:: TO DO ::
Pick out every line of the entries below where "thickness" occurs, and copy those lines.

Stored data
──────────
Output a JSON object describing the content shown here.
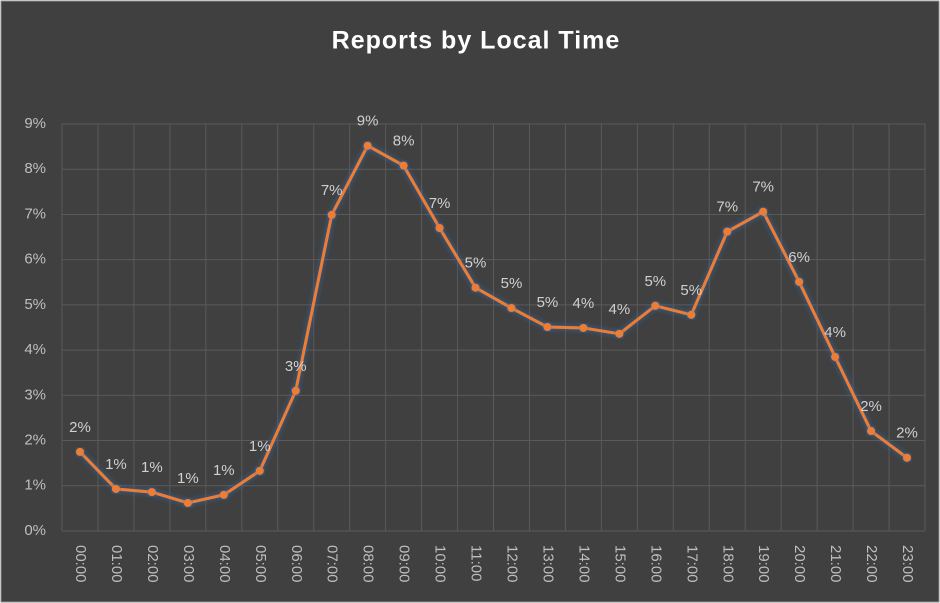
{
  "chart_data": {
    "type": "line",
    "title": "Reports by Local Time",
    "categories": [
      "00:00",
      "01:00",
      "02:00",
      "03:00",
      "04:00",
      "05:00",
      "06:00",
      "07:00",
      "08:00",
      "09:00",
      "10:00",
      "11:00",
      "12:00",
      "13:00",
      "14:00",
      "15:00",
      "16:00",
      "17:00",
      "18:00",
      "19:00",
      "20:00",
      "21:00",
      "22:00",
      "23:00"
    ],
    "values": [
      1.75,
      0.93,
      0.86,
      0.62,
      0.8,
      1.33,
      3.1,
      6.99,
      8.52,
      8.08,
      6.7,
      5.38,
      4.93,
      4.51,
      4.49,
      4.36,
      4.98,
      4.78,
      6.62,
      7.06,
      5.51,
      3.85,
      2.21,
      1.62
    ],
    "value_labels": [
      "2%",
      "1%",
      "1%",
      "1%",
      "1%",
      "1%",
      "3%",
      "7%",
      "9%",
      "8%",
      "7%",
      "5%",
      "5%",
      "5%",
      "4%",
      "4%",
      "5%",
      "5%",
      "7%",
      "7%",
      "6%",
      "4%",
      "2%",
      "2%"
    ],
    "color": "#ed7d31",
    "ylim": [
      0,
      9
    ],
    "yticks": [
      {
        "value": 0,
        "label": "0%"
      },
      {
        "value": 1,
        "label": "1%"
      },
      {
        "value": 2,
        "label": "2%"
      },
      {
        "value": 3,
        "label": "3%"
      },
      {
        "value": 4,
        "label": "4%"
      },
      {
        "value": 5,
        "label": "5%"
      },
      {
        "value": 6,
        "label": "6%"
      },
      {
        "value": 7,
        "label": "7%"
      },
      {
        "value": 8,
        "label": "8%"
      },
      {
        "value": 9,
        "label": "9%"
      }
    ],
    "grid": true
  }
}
──────────
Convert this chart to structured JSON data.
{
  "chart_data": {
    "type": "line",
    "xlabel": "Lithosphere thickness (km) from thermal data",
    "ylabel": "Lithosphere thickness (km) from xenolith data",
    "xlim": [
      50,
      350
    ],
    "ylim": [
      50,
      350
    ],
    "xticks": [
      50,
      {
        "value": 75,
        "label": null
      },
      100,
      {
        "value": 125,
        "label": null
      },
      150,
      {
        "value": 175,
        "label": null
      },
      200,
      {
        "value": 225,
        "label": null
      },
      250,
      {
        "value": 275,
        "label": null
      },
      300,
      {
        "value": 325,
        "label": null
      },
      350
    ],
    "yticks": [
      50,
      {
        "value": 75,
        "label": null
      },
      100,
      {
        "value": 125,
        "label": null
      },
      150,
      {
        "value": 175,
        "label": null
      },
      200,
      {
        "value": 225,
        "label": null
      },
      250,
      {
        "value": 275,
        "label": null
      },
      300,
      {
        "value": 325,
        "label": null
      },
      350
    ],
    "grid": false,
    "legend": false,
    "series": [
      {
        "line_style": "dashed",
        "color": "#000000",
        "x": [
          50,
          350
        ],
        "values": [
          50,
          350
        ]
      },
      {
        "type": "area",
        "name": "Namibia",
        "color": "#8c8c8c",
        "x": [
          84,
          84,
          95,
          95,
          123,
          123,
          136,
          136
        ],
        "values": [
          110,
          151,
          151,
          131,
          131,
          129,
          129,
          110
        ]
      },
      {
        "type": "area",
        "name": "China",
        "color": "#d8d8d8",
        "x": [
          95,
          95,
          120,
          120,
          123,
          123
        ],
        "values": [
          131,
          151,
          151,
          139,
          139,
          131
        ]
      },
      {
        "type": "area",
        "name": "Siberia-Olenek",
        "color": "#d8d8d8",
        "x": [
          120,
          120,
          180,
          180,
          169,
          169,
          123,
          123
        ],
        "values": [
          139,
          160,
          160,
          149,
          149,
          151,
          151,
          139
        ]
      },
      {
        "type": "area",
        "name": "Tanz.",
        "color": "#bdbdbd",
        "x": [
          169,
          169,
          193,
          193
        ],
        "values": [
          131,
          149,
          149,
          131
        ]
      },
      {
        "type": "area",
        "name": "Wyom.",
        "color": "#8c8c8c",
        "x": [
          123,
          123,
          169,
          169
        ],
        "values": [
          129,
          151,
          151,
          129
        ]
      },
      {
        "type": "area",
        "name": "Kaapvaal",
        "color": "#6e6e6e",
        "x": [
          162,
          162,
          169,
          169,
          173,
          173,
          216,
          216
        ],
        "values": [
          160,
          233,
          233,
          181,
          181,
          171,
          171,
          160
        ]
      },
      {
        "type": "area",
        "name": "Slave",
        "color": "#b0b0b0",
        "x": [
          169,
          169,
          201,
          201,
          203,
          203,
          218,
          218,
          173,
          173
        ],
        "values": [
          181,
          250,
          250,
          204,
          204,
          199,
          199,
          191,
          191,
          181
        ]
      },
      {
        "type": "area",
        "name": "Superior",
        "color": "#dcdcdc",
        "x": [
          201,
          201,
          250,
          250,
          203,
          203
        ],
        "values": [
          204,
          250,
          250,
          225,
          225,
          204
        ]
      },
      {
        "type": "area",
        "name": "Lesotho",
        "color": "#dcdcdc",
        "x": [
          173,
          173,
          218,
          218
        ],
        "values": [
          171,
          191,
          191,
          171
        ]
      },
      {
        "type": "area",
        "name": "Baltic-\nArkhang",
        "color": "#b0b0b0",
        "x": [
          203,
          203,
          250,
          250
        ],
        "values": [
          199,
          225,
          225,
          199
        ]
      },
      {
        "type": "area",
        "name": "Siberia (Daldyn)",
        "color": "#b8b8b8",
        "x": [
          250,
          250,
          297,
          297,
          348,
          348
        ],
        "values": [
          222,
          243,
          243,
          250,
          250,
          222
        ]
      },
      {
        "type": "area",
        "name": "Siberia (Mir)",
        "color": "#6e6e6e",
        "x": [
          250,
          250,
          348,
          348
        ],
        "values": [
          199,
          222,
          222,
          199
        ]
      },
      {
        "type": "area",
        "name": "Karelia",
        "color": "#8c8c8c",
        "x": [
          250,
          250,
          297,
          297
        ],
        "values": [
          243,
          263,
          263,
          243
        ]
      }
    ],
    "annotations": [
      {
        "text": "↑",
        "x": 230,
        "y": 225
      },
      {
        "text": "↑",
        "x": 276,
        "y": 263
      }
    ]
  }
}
──────────
:: THE OUTPUT ::
    "xlabel": "Lithosphere thickness (km) from thermal data",
    "ylabel": "Lithosphere thickness (km) from xenolith data",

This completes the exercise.